*Challenge*
Below are the records. List every line holding the word "JSON".

-=-=-

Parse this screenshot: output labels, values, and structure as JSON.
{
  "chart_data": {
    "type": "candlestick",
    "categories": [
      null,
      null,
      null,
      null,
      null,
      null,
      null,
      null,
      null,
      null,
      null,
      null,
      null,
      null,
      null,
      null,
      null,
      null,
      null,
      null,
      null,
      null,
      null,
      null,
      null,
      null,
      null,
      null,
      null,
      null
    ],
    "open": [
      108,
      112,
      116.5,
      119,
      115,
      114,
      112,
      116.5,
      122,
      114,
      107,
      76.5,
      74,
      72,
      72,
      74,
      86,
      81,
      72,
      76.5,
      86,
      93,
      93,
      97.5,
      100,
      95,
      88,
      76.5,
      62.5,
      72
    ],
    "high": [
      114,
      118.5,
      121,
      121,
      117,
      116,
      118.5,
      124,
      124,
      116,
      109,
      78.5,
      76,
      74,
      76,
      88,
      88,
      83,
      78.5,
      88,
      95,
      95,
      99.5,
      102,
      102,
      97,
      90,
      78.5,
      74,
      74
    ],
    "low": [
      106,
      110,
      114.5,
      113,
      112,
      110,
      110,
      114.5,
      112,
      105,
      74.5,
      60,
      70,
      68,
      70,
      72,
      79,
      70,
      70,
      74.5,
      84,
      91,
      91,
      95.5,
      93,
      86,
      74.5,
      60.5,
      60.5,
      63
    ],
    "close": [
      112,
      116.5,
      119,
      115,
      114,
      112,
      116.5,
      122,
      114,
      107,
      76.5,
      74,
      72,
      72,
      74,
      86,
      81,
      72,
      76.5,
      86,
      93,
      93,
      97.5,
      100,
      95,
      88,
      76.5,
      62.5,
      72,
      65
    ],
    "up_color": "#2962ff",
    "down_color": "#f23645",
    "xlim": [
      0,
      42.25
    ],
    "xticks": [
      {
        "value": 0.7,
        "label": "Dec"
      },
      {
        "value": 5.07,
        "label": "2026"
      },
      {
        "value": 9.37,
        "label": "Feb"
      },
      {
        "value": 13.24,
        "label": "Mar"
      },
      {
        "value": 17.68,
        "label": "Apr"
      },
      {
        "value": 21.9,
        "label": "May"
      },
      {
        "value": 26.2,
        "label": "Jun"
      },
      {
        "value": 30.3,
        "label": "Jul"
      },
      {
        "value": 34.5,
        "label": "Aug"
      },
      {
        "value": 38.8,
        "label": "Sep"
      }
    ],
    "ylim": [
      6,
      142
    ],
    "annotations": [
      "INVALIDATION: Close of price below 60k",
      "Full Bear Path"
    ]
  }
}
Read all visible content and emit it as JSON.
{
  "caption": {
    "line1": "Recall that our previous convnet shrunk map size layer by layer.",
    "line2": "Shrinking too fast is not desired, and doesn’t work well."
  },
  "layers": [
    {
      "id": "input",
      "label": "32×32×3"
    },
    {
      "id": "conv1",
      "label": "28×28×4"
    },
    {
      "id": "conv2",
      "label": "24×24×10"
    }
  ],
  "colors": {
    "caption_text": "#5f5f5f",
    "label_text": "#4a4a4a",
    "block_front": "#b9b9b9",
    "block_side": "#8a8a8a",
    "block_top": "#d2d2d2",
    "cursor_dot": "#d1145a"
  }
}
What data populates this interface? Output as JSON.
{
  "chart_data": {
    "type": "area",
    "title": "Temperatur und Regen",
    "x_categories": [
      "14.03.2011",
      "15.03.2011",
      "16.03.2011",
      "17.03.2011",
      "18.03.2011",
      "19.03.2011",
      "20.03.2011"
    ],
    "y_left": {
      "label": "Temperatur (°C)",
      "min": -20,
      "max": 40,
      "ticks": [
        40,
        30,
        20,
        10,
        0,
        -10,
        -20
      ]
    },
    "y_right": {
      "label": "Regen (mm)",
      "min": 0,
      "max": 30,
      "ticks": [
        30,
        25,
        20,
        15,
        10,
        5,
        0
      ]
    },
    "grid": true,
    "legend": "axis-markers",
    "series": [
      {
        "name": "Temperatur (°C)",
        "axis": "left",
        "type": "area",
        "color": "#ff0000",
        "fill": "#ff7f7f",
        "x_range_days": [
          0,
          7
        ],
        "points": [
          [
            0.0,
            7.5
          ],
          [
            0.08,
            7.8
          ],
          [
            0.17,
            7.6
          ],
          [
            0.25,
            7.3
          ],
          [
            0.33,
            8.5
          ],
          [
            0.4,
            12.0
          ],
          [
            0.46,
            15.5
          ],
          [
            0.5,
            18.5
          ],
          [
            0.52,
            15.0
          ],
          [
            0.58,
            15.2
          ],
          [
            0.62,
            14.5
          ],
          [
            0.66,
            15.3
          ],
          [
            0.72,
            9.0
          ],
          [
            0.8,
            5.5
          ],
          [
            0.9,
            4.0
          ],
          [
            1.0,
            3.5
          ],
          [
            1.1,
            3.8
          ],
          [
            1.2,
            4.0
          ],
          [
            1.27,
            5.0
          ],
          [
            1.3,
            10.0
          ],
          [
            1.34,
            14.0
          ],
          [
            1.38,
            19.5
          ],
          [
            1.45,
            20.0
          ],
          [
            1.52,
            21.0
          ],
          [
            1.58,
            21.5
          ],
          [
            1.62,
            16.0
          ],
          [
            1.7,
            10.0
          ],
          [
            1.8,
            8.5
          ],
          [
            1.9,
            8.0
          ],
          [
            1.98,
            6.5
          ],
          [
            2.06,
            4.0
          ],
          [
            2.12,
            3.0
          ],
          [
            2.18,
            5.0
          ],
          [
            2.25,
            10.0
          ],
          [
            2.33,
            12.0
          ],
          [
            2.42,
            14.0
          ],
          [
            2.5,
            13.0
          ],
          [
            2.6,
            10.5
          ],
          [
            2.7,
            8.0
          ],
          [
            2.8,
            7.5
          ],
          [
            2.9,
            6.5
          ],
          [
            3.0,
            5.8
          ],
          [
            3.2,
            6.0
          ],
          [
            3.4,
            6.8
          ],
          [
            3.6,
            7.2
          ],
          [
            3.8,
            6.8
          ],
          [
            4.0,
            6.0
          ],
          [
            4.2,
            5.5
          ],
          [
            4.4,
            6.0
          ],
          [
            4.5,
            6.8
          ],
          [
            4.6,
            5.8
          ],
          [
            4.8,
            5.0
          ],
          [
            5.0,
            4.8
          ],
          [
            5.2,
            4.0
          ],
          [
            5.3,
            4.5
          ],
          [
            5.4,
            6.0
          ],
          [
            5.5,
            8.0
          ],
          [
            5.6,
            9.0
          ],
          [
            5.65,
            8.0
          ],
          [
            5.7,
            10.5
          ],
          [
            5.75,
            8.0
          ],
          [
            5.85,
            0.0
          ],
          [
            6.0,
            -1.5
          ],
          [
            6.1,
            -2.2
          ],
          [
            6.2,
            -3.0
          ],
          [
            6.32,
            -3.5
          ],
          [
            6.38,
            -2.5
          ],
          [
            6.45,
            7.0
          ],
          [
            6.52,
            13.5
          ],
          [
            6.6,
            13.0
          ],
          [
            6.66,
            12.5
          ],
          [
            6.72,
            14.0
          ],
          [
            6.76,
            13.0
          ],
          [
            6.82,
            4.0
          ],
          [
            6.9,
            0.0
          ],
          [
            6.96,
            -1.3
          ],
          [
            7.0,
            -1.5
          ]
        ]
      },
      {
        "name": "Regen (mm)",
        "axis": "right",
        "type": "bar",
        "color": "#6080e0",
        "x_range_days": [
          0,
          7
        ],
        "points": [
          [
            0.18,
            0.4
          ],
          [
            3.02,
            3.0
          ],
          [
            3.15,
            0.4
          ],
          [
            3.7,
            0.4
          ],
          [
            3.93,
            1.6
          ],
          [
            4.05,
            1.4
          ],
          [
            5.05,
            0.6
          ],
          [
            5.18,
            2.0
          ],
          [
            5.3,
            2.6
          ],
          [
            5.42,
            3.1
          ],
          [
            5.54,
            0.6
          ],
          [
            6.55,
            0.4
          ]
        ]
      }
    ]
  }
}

-=-=-

*The completed task*
Parse this screenshot: output labels, values, and structure as JSON.
Read all visible content and emit it as JSON.
What data populates this interface? Output as JSON.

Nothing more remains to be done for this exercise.